Exercise objective →
Print the entries below in their entirety, exactly as they are written.

Input rows →
==============================
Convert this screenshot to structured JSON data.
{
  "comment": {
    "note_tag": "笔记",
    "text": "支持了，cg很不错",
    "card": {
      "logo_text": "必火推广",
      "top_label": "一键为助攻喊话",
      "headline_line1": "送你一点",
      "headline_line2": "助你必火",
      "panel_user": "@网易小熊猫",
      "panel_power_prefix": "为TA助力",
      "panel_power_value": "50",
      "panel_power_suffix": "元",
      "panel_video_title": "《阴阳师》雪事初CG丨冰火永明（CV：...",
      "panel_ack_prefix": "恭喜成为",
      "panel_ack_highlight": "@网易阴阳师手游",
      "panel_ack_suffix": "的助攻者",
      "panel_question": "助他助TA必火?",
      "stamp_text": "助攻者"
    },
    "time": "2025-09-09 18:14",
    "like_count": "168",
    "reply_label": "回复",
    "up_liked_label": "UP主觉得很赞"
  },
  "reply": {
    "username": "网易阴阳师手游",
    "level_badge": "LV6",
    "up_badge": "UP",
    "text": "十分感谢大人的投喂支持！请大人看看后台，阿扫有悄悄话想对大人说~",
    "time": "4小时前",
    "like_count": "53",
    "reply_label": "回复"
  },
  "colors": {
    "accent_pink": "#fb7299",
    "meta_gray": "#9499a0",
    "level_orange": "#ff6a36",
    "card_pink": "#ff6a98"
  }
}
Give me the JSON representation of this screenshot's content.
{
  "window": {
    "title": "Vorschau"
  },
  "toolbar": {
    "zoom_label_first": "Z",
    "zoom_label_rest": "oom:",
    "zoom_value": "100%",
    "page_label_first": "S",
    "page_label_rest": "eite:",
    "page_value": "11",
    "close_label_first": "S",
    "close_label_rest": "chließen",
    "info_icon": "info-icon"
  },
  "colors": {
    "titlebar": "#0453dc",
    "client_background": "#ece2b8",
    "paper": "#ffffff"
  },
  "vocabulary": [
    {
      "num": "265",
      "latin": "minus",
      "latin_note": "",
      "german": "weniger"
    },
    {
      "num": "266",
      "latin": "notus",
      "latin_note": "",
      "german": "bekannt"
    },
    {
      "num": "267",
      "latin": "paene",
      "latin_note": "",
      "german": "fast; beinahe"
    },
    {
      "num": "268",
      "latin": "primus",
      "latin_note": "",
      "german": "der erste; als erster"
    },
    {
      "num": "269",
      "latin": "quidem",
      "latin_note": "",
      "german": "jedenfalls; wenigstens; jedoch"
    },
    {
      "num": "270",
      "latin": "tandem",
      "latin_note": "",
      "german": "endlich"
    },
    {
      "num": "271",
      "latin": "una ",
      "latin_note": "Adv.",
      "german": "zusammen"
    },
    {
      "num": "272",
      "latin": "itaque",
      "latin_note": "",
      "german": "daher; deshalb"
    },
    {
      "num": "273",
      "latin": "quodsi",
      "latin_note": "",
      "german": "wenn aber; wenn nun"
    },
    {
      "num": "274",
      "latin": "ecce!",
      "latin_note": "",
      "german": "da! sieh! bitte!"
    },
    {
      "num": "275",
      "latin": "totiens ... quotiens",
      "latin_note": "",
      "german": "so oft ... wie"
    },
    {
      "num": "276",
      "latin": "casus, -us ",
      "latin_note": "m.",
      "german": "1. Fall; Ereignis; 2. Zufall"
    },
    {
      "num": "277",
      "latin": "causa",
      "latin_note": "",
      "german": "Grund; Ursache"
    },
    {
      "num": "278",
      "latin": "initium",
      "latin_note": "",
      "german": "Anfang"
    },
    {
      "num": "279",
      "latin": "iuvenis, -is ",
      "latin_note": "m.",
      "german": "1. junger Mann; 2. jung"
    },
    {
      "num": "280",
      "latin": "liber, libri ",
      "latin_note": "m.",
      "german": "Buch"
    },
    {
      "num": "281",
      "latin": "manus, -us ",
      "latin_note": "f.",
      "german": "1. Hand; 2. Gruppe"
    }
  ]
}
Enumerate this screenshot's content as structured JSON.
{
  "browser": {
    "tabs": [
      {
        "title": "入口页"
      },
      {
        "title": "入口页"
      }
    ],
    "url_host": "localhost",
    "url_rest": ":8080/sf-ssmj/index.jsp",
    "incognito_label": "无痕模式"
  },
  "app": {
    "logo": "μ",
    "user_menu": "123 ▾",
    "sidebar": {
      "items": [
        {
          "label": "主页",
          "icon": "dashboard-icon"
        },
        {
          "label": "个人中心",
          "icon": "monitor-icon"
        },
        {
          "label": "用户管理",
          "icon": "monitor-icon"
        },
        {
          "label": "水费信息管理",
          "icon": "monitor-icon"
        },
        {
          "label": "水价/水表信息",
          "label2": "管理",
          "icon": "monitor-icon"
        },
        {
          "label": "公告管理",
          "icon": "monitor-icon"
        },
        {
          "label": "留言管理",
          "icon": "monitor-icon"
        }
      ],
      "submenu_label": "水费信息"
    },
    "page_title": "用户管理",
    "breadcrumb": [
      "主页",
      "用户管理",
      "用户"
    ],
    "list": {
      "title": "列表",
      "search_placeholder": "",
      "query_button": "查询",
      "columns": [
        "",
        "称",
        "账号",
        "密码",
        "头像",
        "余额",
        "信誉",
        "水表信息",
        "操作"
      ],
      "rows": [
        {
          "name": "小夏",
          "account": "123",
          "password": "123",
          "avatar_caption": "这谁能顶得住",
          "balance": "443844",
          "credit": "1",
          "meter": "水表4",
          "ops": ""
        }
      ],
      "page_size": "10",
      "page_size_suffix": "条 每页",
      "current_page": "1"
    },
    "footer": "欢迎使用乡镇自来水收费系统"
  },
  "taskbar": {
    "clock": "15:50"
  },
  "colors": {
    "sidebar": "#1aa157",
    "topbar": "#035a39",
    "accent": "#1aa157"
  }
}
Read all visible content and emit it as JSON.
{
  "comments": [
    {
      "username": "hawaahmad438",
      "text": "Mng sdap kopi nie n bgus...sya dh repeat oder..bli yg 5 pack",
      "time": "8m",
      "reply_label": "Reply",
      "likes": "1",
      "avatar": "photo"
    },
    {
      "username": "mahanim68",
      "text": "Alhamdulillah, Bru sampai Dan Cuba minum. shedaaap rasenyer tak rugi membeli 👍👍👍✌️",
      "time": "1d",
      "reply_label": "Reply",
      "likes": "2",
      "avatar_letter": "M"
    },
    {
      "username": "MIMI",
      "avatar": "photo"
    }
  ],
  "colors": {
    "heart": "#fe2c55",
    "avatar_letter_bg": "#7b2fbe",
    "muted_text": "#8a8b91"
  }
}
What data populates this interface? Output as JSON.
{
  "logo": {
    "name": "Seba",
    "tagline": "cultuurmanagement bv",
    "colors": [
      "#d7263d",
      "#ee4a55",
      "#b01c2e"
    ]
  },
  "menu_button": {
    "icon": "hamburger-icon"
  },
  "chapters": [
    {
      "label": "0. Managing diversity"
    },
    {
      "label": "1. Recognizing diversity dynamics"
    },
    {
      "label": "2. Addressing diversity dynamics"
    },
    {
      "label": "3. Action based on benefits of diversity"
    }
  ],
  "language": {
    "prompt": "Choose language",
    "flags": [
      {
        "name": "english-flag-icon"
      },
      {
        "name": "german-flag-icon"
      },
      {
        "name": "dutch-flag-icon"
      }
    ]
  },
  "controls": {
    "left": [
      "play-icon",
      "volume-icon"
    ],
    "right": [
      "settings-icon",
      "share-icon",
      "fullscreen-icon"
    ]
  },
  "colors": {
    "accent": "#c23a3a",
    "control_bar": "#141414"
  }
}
==============================
Response to this exercise →
Convert this screenshot to structured JSON data.
{
  "comment": {
    "note_tag": "笔记",
    "text": "支持了，cg很不错",
    "card": {
      "logo_text": "必火推广",
      "top_label": "一键为助攻喊话",
      "headline_line1": "送你一点",
      "headline_line2": "助你必火",
      "panel_user": "@网易小熊猫",
      "panel_power_prefix": "为TA助力",
      "panel_power_value": "50",
      "panel_power_suffix": "元",
      "panel_video_title": "《阴阳师》雪事初CG丨冰火永明（CV：...",
      "panel_ack_prefix": "恭喜成为",
      "panel_ack_highlight": "@网易阴阳师手游",
      "panel_ack_suffix": "的助攻者",
      "panel_question": "助他助TA必火?",
      "stamp_text": "助攻者"
    },
    "time": "2025-09-09 18:14",
    "like_count": "168",
    "reply_label": "回复",
    "up_liked_label": "UP主觉得很赞"
  },
  "reply": {
    "username": "网易阴阳师手游",
    "level_badge": "LV6",
    "up_badge": "UP",
    "text": "十分感谢大人的投喂支持！请大人看看后台，阿扫有悄悄话想对大人说~",
    "time": "4小时前",
    "like_count": "53",
    "reply_label": "回复"
  },
  "colors": {
    "accent_pink": "#fb7299",
    "meta_gray": "#9499a0",
    "level_orange": "#ff6a36",
    "card_pink": "#ff6a98"
  }
}
Give me the JSON representation of this screenshot's content.
{
  "window": {
    "title": "Vorschau"
  },
  "toolbar": {
    "zoom_label_first": "Z",
    "zoom_label_rest": "oom:",
    "zoom_value": "100%",
    "page_label_first": "S",
    "page_label_rest": "eite:",
    "page_value": "11",
    "close_label_first": "S",
    "close_label_rest": "chließen",
    "info_icon": "info-icon"
  },
  "colors": {
    "titlebar": "#0453dc",
    "client_background": "#ece2b8",
    "paper": "#ffffff"
  },
  "vocabulary": [
    {
      "num": "265",
      "latin": "minus",
      "latin_note": "",
      "german": "weniger"
    },
    {
      "num": "266",
      "latin": "notus",
      "latin_note": "",
      "german": "bekannt"
    },
    {
      "num": "267",
      "latin": "paene",
      "latin_note": "",
      "german": "fast; beinahe"
    },
    {
      "num": "268",
      "latin": "primus",
      "latin_note": "",
      "german": "der erste; als erster"
    },
    {
      "num": "269",
      "latin": "quidem",
      "latin_note": "",
      "german": "jedenfalls; wenigstens; jedoch"
    },
    {
      "num": "270",
      "latin": "tandem",
      "latin_note": "",
      "german": "endlich"
    },
    {
      "num": "271",
      "latin": "una ",
      "latin_note": "Adv.",
      "german": "zusammen"
    },
    {
      "num": "272",
      "latin": "itaque",
      "latin_note": "",
      "german": "daher; deshalb"
    },
    {
      "num": "273",
      "latin": "quodsi",
      "latin_note": "",
      "german": "wenn aber; wenn nun"
    },
    {
      "num": "274",
      "latin": "ecce!",
      "latin_note": "",
      "german": "da! sieh! bitte!"
    },
    {
      "num": "275",
      "latin": "totiens ... quotiens",
      "latin_note": "",
      "german": "so oft ... wie"
    },
    {
      "num": "276",
      "latin": "casus, -us ",
      "latin_note": "m.",
      "german": "1. Fall; Ereignis; 2. Zufall"
    },
    {
      "num": "277",
      "latin": "causa",
      "latin_note": "",
      "german": "Grund; Ursache"
    },
    {
      "num": "278",
      "latin": "initium",
      "latin_note": "",
      "german": "Anfang"
    },
    {
      "num": "279",
      "latin": "iuvenis, -is ",
      "latin_note": "m.",
      "german": "1. junger Mann; 2. jung"
    },
    {
      "num": "280",
      "latin": "liber, libri ",
      "latin_note": "m.",
      "german": "Buch"
    },
    {
      "num": "281",
      "latin": "manus, -us ",
      "latin_note": "f.",
      "german": "1. Hand; 2. Gruppe"
    }
  ]
}
Enumerate this screenshot's content as structured JSON.
{
  "browser": {
    "tabs": [
      {
        "title": "入口页"
      },
      {
        "title": "入口页"
      }
    ],
    "url_host": "localhost",
    "url_rest": ":8080/sf-ssmj/index.jsp",
    "incognito_label": "无痕模式"
  },
  "app": {
    "logo": "μ",
    "user_menu": "123 ▾",
    "sidebar": {
      "items": [
        {
          "label": "主页",
          "icon": "dashboard-icon"
        },
        {
          "label": "个人中心",
          "icon": "monitor-icon"
        },
        {
          "label": "用户管理",
          "icon": "monitor-icon"
        },
        {
          "label": "水费信息管理",
          "icon": "monitor-icon"
        },
        {
          "label": "水价/水表信息",
          "label2": "管理",
          "icon": "monitor-icon"
        },
        {
          "label": "公告管理",
          "icon": "monitor-icon"
        },
        {
          "label": "留言管理",
          "icon": "monitor-icon"
        }
      ],
      "submenu_label": "水费信息"
    },
    "page_title": "用户管理",
    "breadcrumb": [
      "主页",
      "用户管理",
      "用户"
    ],
    "list": {
      "title": "列表",
      "search_placeholder": "",
      "query_button": "查询",
      "columns": [
        "",
        "称",
        "账号",
        "密码",
        "头像",
        "余额",
        "信誉",
        "水表信息",
        "操作"
      ],
      "rows": [
        {
          "name": "小夏",
          "account": "123",
          "password": "123",
          "avatar_caption": "这谁能顶得住",
          "balance": "443844",
          "credit": "1",
          "meter": "水表4",
          "ops": ""
        }
      ],
      "page_size": "10",
      "page_size_suffix": "条 每页",
      "current_page": "1"
    },
    "footer": "欢迎使用乡镇自来水收费系统"
  },
  "taskbar": {
    "clock": "15:50"
  },
  "colors": {
    "sidebar": "#1aa157",
    "topbar": "#035a39",
    "accent": "#1aa157"
  }
}
Read all visible content and emit it as JSON.
{
  "comments": [
    {
      "username": "hawaahmad438",
      "text": "Mng sdap kopi nie n bgus...sya dh repeat oder..bli yg 5 pack",
      "time": "8m",
      "reply_label": "Reply",
      "likes": "1",
      "avatar": "photo"
    },
    {
      "username": "mahanim68",
      "text": "Alhamdulillah, Bru sampai Dan Cuba minum. shedaaap rasenyer tak rugi membeli 👍👍👍✌️",
      "time": "1d",
      "reply_label": "Reply",
      "likes": "2",
      "avatar_letter": "M"
    },
    {
      "username": "MIMI",
      "avatar": "photo"
    }
  ],
  "colors": {
    "heart": "#fe2c55",
    "avatar_letter_bg": "#7b2fbe",
    "muted_text": "#8a8b91"
  }
}
What data populates this interface? Output as JSON.
{
  "logo": {
    "name": "Seba",
    "tagline": "cultuurmanagement bv",
    "colors": [
      "#d7263d",
      "#ee4a55",
      "#b01c2e"
    ]
  },
  "menu_button": {
    "icon": "hamburger-icon"
  },
  "chapters": [
    {
      "label": "0. Managing diversity"
    },
    {
      "label": "1. Recognizing diversity dynamics"
    },
    {
      "label": "2. Addressing diversity dynamics"
    },
    {
      "label": "3. Action based on benefits of diversity"
    }
  ],
  "language": {
    "prompt": "Choose language",
    "flags": [
      {
        "name": "english-flag-icon"
      },
      {
        "name": "german-flag-icon"
      },
      {
        "name": "dutch-flag-icon"
      }
    ]
  },
  "controls": {
    "left": [
      "play-icon",
      "volume-icon"
    ],
    "right": [
      "settings-icon",
      "share-icon",
      "fullscreen-icon"
    ]
  },
  "colors": {
    "accent": "#c23a3a",
    "control_bar": "#141414"
  }
}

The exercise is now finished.